[Short problem]: Copy the material below line for line, leaving every character unchanged.

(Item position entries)
◇ ◇ ◇ ◇ ◇

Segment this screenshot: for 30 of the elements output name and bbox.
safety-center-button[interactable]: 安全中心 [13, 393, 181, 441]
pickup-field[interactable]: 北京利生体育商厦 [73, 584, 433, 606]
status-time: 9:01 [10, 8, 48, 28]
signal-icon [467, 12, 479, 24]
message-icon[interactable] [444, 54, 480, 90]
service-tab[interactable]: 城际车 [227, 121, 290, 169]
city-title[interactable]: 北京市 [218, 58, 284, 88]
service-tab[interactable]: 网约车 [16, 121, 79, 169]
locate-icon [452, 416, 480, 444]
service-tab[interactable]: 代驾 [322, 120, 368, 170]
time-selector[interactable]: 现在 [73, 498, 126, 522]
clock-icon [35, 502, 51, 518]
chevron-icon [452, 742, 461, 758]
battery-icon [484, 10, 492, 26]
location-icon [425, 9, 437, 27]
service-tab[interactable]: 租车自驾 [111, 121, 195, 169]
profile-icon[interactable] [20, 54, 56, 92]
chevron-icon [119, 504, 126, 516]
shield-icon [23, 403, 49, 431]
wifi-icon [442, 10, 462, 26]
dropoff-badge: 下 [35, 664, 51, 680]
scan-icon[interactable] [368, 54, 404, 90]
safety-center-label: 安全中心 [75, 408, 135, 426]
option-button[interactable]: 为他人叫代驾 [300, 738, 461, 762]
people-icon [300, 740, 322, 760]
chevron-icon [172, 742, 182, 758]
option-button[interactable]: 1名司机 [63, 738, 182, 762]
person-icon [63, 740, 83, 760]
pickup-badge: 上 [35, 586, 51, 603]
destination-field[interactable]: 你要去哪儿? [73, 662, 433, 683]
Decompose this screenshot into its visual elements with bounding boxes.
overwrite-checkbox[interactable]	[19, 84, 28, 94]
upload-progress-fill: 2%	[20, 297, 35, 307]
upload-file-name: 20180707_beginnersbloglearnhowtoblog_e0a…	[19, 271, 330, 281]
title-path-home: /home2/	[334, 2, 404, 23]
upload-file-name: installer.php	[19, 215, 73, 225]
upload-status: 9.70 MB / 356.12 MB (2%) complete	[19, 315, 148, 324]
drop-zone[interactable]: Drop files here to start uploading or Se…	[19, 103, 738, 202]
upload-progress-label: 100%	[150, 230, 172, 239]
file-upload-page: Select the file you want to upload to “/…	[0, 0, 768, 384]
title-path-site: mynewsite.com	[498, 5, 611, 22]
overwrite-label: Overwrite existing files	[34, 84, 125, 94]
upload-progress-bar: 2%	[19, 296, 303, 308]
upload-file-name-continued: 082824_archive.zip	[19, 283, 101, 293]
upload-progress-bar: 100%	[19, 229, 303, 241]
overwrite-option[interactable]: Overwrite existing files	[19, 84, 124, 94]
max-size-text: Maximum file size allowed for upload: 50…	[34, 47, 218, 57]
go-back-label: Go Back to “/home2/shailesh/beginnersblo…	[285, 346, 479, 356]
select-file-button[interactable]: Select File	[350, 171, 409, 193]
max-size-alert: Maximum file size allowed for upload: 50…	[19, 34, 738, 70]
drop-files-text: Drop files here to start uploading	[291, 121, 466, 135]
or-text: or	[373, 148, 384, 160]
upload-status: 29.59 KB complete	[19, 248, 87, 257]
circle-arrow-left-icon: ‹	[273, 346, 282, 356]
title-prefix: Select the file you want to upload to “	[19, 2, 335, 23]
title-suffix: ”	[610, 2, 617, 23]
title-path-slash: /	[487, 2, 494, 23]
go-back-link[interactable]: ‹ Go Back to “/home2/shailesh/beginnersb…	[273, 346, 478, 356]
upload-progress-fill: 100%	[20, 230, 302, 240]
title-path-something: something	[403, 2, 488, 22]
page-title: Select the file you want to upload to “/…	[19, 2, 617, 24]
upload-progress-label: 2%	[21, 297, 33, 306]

◇ ◇ ◇ ◇ ◇

[Answer to the task]:
Segment this screenshot: for 30 of the elements output name and bbox.
safety-center-button[interactable]: 安全中心 [13, 393, 181, 441]
pickup-field[interactable]: 北京利生体育商厦 [73, 584, 433, 606]
status-time: 9:01 [10, 8, 48, 28]
signal-icon [467, 12, 479, 24]
message-icon[interactable] [444, 54, 480, 90]
service-tab[interactable]: 城际车 [227, 121, 290, 169]
city-title[interactable]: 北京市 [218, 58, 284, 88]
service-tab[interactable]: 网约车 [16, 121, 79, 169]
locate-icon [452, 416, 480, 444]
service-tab[interactable]: 代驾 [322, 120, 368, 170]
time-selector[interactable]: 现在 [73, 498, 126, 522]
clock-icon [35, 502, 51, 518]
chevron-icon [452, 742, 461, 758]
battery-icon [484, 10, 492, 26]
location-icon [425, 9, 437, 27]
service-tab[interactable]: 租车自驾 [111, 121, 195, 169]
profile-icon[interactable] [20, 54, 56, 92]
chevron-icon [119, 504, 126, 516]
shield-icon [23, 403, 49, 431]
wifi-icon [442, 10, 462, 26]
dropoff-badge: 下 [35, 664, 51, 680]
scan-icon[interactable] [368, 54, 404, 90]
safety-center-label: 安全中心 [75, 408, 135, 426]
option-button[interactable]: 为他人叫代驾 [300, 738, 461, 762]
people-icon [300, 740, 322, 760]
chevron-icon [172, 742, 182, 758]
option-button[interactable]: 1名司机 [63, 738, 182, 762]
person-icon [63, 740, 83, 760]
pickup-badge: 上 [35, 586, 51, 603]
destination-field[interactable]: 你要去哪儿? [73, 662, 433, 683]
Decompose this screenshot into its visual elements with bounding boxes.
overwrite-checkbox[interactable]	[19, 84, 28, 94]
upload-progress-fill: 2%	[20, 297, 35, 307]
upload-file-name: 20180707_beginnersbloglearnhowtoblog_e0a…	[19, 271, 330, 281]
title-path-home: /home2/	[334, 2, 404, 23]
upload-file-name: installer.php	[19, 215, 73, 225]
upload-status: 9.70 MB / 356.12 MB (2%) complete	[19, 315, 148, 324]
drop-zone[interactable]: Drop files here to start uploading or Se…	[19, 103, 738, 202]
upload-progress-label: 100%	[150, 230, 172, 239]
file-upload-page: Select the file you want to upload to “/…	[0, 0, 768, 384]
title-path-site: mynewsite.com	[498, 5, 611, 22]
overwrite-label: Overwrite existing files	[34, 84, 125, 94]
upload-progress-bar: 2%	[19, 296, 303, 308]
upload-file-name-continued: 082824_archive.zip	[19, 283, 101, 293]
upload-progress-bar: 100%	[19, 229, 303, 241]
overwrite-option[interactable]: Overwrite existing files	[19, 84, 124, 94]
max-size-text: Maximum file size allowed for upload: 50…	[34, 47, 218, 57]
go-back-label: Go Back to “/home2/shailesh/beginnersblo…	[285, 346, 479, 356]
select-file-button[interactable]: Select File	[350, 171, 409, 193]
max-size-alert: Maximum file size allowed for upload: 50…	[19, 34, 738, 70]
drop-files-text: Drop files here to start uploading	[291, 121, 466, 135]
or-text: or	[373, 148, 384, 160]
upload-status: 29.59 KB complete	[19, 248, 87, 257]
circle-arrow-left-icon: ‹	[273, 346, 282, 356]
title-prefix: Select the file you want to upload to “	[19, 2, 335, 23]
title-suffix: ”	[610, 2, 617, 23]
title-path-slash: /	[487, 2, 494, 23]
go-back-link[interactable]: ‹ Go Back to “/home2/shailesh/beginnersb…	[273, 346, 478, 356]
upload-progress-fill: 100%	[20, 230, 302, 240]
title-path-something: something	[403, 2, 488, 22]
page-title: Select the file you want to upload to “/…	[19, 2, 617, 24]
upload-progress-label: 2%	[21, 297, 33, 306]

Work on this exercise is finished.